● **EXERCISE DIRECTIONS**:
Take every line from the listing below that contains "scholars".

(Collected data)
━━━━━━━━━━━━━━━━━━━━━━━━━━━━━━
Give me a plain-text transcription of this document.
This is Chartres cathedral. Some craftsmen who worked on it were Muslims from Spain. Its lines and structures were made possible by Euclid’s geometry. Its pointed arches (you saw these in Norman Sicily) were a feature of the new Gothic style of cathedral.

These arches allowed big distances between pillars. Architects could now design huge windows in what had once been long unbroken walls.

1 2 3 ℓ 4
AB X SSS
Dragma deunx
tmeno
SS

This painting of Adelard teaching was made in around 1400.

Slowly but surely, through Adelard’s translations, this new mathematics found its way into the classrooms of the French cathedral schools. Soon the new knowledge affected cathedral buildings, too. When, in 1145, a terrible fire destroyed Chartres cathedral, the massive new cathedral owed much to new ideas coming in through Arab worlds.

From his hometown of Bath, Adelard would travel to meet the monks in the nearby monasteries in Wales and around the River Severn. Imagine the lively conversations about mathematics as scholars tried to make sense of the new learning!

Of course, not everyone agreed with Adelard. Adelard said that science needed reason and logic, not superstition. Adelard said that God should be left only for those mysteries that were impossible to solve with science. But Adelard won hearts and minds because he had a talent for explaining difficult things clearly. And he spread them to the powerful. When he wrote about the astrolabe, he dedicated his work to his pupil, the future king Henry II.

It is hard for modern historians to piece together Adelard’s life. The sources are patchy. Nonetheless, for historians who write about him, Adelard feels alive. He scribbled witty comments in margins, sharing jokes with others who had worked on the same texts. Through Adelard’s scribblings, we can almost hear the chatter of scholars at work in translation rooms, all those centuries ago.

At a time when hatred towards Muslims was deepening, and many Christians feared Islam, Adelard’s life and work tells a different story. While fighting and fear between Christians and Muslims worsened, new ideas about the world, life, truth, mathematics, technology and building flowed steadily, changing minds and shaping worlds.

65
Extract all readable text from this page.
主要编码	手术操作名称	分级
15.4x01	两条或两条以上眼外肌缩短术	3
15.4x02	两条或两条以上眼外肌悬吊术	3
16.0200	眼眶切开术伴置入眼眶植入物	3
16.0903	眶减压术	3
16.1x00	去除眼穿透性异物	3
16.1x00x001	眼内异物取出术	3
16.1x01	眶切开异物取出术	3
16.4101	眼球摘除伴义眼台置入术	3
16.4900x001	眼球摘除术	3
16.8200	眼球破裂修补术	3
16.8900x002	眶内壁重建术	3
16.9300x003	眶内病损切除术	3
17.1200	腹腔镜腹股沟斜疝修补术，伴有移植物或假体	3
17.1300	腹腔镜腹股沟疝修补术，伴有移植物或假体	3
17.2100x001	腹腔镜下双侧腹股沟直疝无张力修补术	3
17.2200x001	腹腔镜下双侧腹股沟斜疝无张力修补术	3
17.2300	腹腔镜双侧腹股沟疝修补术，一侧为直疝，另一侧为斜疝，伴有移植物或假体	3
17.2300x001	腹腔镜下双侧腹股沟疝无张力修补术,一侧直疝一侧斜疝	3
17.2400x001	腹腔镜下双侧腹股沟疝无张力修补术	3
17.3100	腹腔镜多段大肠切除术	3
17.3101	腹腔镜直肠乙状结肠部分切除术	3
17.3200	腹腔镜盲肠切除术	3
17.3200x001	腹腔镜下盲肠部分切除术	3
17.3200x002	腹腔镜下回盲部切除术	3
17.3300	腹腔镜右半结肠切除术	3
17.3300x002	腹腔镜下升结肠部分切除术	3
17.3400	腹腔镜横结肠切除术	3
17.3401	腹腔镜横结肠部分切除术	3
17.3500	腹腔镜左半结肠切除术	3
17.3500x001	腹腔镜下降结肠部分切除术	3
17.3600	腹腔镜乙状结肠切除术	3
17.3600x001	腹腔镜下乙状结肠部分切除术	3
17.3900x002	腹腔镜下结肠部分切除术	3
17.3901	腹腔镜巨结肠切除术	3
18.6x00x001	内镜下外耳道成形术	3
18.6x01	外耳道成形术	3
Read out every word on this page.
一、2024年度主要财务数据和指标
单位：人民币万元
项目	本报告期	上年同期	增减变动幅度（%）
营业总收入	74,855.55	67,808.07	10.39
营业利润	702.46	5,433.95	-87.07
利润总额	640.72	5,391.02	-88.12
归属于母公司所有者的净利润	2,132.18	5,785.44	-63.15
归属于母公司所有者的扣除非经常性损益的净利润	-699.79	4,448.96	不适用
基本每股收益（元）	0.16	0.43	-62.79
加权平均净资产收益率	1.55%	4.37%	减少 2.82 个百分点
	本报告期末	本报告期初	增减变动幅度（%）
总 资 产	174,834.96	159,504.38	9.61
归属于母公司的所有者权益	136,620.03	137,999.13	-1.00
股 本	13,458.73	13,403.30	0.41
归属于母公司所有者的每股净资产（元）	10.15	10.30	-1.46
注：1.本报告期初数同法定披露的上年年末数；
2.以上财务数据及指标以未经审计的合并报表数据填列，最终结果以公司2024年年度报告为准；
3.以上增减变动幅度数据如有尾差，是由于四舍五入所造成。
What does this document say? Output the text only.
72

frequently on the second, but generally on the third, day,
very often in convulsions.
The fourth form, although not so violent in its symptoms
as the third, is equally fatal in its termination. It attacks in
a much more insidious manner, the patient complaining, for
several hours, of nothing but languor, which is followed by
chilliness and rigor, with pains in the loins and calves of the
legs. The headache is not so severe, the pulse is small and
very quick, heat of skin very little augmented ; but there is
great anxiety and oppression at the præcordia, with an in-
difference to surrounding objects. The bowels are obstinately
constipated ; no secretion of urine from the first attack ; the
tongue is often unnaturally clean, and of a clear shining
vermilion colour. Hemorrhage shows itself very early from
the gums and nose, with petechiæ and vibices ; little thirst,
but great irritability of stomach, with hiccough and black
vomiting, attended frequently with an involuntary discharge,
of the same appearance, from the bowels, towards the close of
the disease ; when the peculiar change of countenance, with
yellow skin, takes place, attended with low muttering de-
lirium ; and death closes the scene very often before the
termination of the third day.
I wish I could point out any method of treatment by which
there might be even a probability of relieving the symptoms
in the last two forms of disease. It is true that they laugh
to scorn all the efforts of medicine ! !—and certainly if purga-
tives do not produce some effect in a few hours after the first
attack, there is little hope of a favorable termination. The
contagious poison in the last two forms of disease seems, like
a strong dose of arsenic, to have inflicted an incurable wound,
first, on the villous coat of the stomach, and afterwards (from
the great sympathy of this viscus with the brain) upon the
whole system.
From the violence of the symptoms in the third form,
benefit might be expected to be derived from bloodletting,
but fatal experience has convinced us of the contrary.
━━━━━━━━━━━━━━━━━━━━━━━━━━━━━━
● **WRITTEN SOLUTION**:
From his hometown of Bath, Adelard would travel to meet the monks in the nearby monasteries in Wales and around the River Severn. Imagine the lively conversations about mathematics as scholars tried to make sense of the new learning!
It is hard for modern historians to piece together Adelard’s life. The sources are patchy. Nonetheless, for historians who write about him, Adelard feels alive. He scribbled witty comments in margins, sharing jokes with others who had worked on the same texts. Through Adelard’s scribblings, we can almost hear the chatter of scholars at work in translation rooms, all those centuries ago.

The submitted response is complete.